What to work on:
Using the listing below, select the lines with the word "focus" and copy them.

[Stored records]
————
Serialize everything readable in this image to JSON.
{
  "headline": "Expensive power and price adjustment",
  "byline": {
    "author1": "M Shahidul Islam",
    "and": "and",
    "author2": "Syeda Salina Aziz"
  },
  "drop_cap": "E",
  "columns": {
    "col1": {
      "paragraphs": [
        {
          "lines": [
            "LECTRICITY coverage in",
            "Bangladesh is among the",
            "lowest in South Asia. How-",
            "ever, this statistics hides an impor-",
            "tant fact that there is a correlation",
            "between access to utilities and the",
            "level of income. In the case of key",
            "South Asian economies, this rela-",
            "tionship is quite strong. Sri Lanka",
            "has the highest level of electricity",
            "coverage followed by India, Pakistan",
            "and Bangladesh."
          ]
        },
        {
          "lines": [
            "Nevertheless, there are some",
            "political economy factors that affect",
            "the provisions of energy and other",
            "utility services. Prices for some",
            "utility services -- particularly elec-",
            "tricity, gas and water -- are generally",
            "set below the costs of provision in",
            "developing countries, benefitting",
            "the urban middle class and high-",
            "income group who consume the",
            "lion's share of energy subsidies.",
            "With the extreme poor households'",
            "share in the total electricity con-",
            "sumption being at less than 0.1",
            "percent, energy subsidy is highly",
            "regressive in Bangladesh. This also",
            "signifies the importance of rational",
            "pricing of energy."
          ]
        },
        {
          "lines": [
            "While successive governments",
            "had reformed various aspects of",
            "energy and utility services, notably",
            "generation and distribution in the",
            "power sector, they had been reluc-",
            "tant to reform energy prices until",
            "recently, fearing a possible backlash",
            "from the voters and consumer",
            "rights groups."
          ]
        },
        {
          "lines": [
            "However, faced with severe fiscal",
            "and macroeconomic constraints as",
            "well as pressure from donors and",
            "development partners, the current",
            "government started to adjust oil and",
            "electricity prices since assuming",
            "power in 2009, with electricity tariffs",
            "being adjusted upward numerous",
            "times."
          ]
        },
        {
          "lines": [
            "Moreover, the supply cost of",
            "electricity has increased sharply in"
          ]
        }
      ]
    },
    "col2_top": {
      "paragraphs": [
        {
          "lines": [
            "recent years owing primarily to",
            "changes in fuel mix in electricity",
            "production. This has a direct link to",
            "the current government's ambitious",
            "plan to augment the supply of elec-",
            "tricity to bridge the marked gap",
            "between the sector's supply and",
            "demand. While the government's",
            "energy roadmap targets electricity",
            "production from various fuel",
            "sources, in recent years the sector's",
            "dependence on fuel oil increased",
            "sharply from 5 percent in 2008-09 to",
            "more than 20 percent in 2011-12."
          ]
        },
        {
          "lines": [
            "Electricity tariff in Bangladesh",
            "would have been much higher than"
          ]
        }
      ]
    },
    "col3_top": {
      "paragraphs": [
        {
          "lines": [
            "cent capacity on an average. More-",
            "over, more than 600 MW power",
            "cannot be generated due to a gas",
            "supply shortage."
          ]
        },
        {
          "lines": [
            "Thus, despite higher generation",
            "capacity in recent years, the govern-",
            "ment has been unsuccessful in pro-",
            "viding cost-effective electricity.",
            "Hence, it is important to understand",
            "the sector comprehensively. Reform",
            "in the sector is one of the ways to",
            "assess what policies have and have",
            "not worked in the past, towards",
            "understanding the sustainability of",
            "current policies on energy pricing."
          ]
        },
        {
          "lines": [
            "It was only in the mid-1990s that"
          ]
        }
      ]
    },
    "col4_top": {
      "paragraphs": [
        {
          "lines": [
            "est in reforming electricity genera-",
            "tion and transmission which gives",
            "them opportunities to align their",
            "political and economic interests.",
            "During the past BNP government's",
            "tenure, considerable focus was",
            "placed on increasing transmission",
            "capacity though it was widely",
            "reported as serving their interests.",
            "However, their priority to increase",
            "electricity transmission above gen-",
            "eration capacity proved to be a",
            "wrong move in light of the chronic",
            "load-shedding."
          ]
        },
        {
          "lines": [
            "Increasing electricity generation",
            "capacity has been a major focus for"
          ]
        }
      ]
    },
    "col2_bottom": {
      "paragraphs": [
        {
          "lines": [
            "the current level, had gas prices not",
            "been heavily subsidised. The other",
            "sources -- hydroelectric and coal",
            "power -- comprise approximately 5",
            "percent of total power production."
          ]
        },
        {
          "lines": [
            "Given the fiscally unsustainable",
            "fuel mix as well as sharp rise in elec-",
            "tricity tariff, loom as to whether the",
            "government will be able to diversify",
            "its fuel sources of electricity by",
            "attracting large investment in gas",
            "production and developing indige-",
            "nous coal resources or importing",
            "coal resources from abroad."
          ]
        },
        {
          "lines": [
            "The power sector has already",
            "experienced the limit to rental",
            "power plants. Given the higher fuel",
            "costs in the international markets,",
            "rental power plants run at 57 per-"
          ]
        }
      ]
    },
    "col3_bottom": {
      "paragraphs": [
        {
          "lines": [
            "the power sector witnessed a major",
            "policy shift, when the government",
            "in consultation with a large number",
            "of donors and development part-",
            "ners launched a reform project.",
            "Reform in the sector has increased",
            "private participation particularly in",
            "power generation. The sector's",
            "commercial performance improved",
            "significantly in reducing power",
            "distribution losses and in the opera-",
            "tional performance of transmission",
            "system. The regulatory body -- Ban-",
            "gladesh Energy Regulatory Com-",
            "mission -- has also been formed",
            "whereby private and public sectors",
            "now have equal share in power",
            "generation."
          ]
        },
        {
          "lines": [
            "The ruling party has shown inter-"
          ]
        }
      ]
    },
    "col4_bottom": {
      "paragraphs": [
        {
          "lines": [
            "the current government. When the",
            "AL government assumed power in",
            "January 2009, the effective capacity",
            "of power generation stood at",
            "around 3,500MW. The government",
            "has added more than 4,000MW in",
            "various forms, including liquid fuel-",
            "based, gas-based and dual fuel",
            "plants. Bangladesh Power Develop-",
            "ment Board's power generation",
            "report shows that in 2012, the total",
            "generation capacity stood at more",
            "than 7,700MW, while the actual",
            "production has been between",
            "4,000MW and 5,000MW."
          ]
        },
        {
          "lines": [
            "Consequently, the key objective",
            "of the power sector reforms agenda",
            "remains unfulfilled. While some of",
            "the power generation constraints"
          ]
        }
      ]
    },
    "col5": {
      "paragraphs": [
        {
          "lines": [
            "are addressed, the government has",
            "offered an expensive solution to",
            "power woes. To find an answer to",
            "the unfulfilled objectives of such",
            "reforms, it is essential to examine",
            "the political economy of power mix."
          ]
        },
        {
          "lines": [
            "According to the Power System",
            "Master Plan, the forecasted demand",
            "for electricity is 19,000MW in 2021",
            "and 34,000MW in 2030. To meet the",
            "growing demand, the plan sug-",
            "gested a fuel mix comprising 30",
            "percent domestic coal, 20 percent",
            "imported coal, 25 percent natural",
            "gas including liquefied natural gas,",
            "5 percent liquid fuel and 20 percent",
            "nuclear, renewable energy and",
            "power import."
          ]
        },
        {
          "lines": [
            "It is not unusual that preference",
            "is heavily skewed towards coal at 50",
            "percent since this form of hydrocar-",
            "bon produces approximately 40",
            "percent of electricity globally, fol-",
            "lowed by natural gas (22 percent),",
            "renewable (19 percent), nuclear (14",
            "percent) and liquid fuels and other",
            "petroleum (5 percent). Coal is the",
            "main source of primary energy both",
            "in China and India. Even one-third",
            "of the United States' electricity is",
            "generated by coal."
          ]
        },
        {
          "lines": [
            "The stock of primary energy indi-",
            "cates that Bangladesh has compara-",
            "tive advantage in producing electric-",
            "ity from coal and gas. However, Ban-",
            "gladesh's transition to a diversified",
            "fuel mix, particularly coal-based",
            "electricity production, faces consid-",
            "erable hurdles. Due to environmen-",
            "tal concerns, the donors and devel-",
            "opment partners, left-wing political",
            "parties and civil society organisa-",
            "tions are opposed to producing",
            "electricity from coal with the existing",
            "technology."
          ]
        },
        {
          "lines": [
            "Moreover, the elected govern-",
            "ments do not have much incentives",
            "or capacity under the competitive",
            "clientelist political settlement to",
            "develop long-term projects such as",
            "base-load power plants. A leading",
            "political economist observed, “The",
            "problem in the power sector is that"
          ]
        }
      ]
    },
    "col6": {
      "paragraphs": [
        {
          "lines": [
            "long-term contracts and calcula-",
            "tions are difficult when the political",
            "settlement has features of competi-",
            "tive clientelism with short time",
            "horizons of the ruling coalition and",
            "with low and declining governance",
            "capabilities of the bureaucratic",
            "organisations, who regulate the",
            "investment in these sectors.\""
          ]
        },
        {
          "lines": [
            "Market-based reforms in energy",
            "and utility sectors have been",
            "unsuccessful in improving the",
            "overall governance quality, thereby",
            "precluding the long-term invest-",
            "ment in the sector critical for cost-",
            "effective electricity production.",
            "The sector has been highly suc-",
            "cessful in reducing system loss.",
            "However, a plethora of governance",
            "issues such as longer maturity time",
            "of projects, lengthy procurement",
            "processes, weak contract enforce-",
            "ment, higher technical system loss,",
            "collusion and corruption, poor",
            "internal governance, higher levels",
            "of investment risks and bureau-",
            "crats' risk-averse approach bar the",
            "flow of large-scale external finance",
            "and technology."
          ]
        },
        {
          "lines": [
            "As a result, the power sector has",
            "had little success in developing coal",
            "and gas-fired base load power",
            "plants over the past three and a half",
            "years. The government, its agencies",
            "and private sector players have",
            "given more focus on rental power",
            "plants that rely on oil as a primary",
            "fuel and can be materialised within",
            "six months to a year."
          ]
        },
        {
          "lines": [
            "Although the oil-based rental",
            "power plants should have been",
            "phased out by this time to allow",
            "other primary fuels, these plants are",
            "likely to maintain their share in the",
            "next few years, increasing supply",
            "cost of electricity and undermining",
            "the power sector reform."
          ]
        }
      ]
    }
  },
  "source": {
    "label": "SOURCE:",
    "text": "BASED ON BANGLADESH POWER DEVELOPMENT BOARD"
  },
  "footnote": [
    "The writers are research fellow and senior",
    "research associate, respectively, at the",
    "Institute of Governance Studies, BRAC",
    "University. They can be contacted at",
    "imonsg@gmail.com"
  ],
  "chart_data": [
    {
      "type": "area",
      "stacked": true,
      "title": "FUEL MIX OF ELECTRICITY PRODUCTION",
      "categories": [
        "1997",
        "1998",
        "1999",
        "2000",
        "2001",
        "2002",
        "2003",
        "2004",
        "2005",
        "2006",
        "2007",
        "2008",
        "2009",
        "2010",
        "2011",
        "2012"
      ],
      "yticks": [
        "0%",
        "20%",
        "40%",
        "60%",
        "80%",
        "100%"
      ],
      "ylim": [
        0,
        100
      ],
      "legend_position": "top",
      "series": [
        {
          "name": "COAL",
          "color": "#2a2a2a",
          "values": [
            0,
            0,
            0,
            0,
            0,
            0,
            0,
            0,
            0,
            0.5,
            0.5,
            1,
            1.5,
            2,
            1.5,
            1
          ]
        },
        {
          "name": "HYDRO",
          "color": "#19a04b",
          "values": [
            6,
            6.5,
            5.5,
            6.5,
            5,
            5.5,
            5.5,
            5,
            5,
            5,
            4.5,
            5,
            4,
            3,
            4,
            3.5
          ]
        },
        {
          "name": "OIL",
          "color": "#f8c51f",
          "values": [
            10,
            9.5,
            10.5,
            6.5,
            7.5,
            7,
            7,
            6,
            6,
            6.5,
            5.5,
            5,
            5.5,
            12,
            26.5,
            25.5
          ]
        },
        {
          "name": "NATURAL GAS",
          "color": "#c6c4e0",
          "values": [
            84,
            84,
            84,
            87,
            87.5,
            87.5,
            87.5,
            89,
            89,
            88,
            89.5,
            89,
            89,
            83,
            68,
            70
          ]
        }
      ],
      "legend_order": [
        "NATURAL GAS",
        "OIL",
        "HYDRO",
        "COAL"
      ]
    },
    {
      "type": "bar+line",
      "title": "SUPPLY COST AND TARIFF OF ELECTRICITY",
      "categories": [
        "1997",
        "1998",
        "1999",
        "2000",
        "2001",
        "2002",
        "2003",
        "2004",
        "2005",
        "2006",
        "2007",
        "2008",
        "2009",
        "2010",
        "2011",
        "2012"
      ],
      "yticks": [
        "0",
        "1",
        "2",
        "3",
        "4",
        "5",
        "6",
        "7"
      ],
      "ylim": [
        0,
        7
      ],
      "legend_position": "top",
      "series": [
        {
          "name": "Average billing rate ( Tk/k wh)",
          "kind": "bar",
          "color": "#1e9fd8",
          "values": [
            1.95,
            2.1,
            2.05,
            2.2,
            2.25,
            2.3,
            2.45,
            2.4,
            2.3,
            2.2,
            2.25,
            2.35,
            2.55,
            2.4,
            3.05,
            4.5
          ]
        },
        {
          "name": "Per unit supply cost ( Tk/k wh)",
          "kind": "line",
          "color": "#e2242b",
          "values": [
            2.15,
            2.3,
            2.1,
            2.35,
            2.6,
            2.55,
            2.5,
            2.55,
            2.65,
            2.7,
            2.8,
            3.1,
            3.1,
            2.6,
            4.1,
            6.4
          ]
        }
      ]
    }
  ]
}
————
Exercise response:
            "tenure, considerable focus was",
            "capacity has been a major focus for"
            "given more focus on rental power",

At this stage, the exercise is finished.